**TASK REQUIREMENTS**.
Each line below is to be written out in full, exactly as shown.

**PROVIDED DATA**.

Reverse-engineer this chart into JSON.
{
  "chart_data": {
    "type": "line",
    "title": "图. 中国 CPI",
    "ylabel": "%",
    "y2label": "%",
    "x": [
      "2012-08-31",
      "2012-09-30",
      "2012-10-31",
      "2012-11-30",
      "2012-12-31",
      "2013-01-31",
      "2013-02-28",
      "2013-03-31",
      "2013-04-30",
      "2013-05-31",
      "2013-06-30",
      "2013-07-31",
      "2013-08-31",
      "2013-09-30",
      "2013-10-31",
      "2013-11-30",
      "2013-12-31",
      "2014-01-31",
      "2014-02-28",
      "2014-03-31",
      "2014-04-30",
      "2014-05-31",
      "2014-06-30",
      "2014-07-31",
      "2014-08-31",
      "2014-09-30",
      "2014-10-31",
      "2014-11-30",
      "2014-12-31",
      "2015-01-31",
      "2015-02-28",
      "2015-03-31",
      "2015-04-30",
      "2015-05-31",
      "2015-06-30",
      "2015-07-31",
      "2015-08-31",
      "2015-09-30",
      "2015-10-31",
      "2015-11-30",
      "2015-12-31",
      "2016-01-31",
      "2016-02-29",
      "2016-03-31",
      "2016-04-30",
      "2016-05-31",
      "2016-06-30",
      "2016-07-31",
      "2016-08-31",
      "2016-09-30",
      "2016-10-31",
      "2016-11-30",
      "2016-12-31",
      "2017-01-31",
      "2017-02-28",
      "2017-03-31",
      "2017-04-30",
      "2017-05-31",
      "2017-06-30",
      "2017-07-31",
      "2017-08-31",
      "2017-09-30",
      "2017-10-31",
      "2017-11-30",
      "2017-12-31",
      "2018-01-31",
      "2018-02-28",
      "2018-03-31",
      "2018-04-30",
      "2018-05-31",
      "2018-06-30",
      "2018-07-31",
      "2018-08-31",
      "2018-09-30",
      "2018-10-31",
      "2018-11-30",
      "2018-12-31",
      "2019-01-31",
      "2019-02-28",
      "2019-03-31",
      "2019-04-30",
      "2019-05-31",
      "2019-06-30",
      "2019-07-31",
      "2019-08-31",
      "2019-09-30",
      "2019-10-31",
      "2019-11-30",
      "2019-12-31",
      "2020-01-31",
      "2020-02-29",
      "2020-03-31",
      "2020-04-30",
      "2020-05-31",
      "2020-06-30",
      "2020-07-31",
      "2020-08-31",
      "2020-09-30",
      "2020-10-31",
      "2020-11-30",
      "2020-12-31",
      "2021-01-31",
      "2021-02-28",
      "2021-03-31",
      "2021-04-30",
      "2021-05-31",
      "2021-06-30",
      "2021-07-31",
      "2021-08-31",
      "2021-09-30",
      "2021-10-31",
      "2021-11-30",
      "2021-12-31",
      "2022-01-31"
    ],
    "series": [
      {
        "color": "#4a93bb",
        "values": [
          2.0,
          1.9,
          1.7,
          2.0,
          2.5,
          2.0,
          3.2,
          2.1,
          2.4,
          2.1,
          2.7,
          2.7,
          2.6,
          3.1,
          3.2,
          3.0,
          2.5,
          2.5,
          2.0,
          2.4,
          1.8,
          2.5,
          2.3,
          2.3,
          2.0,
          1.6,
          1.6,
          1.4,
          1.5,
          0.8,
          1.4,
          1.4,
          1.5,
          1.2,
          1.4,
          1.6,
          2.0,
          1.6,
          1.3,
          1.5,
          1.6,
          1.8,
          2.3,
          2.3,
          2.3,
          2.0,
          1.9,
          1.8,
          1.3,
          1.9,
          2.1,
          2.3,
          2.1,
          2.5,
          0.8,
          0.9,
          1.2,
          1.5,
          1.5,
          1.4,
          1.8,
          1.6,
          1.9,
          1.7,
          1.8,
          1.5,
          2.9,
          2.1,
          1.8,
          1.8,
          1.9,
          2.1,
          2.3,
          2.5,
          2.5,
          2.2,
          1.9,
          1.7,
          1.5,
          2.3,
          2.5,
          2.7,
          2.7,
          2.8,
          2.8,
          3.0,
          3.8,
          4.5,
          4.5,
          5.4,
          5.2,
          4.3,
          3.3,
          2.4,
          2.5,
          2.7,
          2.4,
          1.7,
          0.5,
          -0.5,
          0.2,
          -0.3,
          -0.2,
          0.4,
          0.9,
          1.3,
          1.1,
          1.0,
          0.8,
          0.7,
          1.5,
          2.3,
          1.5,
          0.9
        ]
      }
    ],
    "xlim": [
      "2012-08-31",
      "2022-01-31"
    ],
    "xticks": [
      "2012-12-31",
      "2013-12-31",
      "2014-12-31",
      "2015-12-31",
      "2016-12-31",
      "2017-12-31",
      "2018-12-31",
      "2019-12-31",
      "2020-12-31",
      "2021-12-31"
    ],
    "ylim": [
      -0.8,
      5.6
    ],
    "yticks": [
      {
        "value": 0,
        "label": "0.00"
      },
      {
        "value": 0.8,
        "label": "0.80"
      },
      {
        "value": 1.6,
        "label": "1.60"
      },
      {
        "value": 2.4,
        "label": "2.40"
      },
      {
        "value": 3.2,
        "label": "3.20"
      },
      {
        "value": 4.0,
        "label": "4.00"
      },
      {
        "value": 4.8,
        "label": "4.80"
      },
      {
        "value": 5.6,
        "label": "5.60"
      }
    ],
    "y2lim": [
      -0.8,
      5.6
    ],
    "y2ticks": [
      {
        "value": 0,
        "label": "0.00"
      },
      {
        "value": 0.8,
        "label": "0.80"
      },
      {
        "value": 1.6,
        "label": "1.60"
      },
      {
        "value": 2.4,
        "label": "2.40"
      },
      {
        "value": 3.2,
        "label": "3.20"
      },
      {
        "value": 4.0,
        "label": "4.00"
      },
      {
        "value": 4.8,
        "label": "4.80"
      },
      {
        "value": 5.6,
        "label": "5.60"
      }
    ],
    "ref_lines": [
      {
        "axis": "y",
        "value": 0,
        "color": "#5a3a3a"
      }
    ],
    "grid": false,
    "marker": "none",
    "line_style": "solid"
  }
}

**FINISHED ANSWER**.
Reverse-engineer this chart into JSON.
{
  "chart_data": {
    "type": "line",
    "title": "图. 中国 CPI",
    "ylabel": "%",
    "y2label": "%",
    "x": [
      "2012-08-31",
      "2012-09-30",
      "2012-10-31",
      "2012-11-30",
      "2012-12-31",
      "2013-01-31",
      "2013-02-28",
      "2013-03-31",
      "2013-04-30",
      "2013-05-31",
      "2013-06-30",
      "2013-07-31",
      "2013-08-31",
      "2013-09-30",
      "2013-10-31",
      "2013-11-30",
      "2013-12-31",
      "2014-01-31",
      "2014-02-28",
      "2014-03-31",
      "2014-04-30",
      "2014-05-31",
      "2014-06-30",
      "2014-07-31",
      "2014-08-31",
      "2014-09-30",
      "2014-10-31",
      "2014-11-30",
      "2014-12-31",
      "2015-01-31",
      "2015-02-28",
      "2015-03-31",
      "2015-04-30",
      "2015-05-31",
      "2015-06-30",
      "2015-07-31",
      "2015-08-31",
      "2015-09-30",
      "2015-10-31",
      "2015-11-30",
      "2015-12-31",
      "2016-01-31",
      "2016-02-29",
      "2016-03-31",
      "2016-04-30",
      "2016-05-31",
      "2016-06-30",
      "2016-07-31",
      "2016-08-31",
      "2016-09-30",
      "2016-10-31",
      "2016-11-30",
      "2016-12-31",
      "2017-01-31",
      "2017-02-28",
      "2017-03-31",
      "2017-04-30",
      "2017-05-31",
      "2017-06-30",
      "2017-07-31",
      "2017-08-31",
      "2017-09-30",
      "2017-10-31",
      "2017-11-30",
      "2017-12-31",
      "2018-01-31",
      "2018-02-28",
      "2018-03-31",
      "2018-04-30",
      "2018-05-31",
      "2018-06-30",
      "2018-07-31",
      "2018-08-31",
      "2018-09-30",
      "2018-10-31",
      "2018-11-30",
      "2018-12-31",
      "2019-01-31",
      "2019-02-28",
      "2019-03-31",
      "2019-04-30",
      "2019-05-31",
      "2019-06-30",
      "2019-07-31",
      "2019-08-31",
      "2019-09-30",
      "2019-10-31",
      "2019-11-30",
      "2019-12-31",
      "2020-01-31",
      "2020-02-29",
      "2020-03-31",
      "2020-04-30",
      "2020-05-31",
      "2020-06-30",
      "2020-07-31",
      "2020-08-31",
      "2020-09-30",
      "2020-10-31",
      "2020-11-30",
      "2020-12-31",
      "2021-01-31",
      "2021-02-28",
      "2021-03-31",
      "2021-04-30",
      "2021-05-31",
      "2021-06-30",
      "2021-07-31",
      "2021-08-31",
      "2021-09-30",
      "2021-10-31",
      "2021-11-30",
      "2021-12-31",
      "2022-01-31"
    ],
    "series": [
      {
        "color": "#4a93bb",
        "values": [
          2.0,
          1.9,
          1.7,
          2.0,
          2.5,
          2.0,
          3.2,
          2.1,
          2.4,
          2.1,
          2.7,
          2.7,
          2.6,
          3.1,
          3.2,
          3.0,
          2.5,
          2.5,
          2.0,
          2.4,
          1.8,
          2.5,
          2.3,
          2.3,
          2.0,
          1.6,
          1.6,
          1.4,
          1.5,
          0.8,
          1.4,
          1.4,
          1.5,
          1.2,
          1.4,
          1.6,
          2.0,
          1.6,
          1.3,
          1.5,
          1.6,
          1.8,
          2.3,
          2.3,
          2.3,
          2.0,
          1.9,
          1.8,
          1.3,
          1.9,
          2.1,
          2.3,
          2.1,
          2.5,
          0.8,
          0.9,
          1.2,
          1.5,
          1.5,
          1.4,
          1.8,
          1.6,
          1.9,
          1.7,
          1.8,
          1.5,
          2.9,
          2.1,
          1.8,
          1.8,
          1.9,
          2.1,
          2.3,
          2.5,
          2.5,
          2.2,
          1.9,
          1.7,
          1.5,
          2.3,
          2.5,
          2.7,
          2.7,
          2.8,
          2.8,
          3.0,
          3.8,
          4.5,
          4.5,
          5.4,
          5.2,
          4.3,
          3.3,
          2.4,
          2.5,
          2.7,
          2.4,
          1.7,
          0.5,
          -0.5,
          0.2,
          -0.3,
          -0.2,
          0.4,
          0.9,
          1.3,
          1.1,
          1.0,
          0.8,
          0.7,
          1.5,
          2.3,
          1.5,
          0.9
        ]
      }
    ],
    "xlim": [
      "2012-08-31",
      "2022-01-31"
    ],
    "xticks": [
      "2012-12-31",
      "2013-12-31",
      "2014-12-31",
      "2015-12-31",
      "2016-12-31",
      "2017-12-31",
      "2018-12-31",
      "2019-12-31",
      "2020-12-31",
      "2021-12-31"
    ],
    "ylim": [
      -0.8,
      5.6
    ],
    "yticks": [
      {
        "value": 0,
        "label": "0.00"
      },
      {
        "value": 0.8,
        "label": "0.80"
      },
      {
        "value": 1.6,
        "label": "1.60"
      },
      {
        "value": 2.4,
        "label": "2.40"
      },
      {
        "value": 3.2,
        "label": "3.20"
      },
      {
        "value": 4.0,
        "label": "4.00"
      },
      {
        "value": 4.8,
        "label": "4.80"
      },
      {
        "value": 5.6,
        "label": "5.60"
      }
    ],
    "y2lim": [
      -0.8,
      5.6
    ],
    "y2ticks": [
      {
        "value": 0,
        "label": "0.00"
      },
      {
        "value": 0.8,
        "label": "0.80"
      },
      {
        "value": 1.6,
        "label": "1.60"
      },
      {
        "value": 2.4,
        "label": "2.40"
      },
      {
        "value": 3.2,
        "label": "3.20"
      },
      {
        "value": 4.0,
        "label": "4.00"
      },
      {
        "value": 4.8,
        "label": "4.80"
      },
      {
        "value": 5.6,
        "label": "5.60"
      }
    ],
    "ref_lines": [
      {
        "axis": "y",
        "value": 0,
        "color": "#5a3a3a"
      }
    ],
    "grid": false,
    "marker": "none",
    "line_style": "solid"
  }
}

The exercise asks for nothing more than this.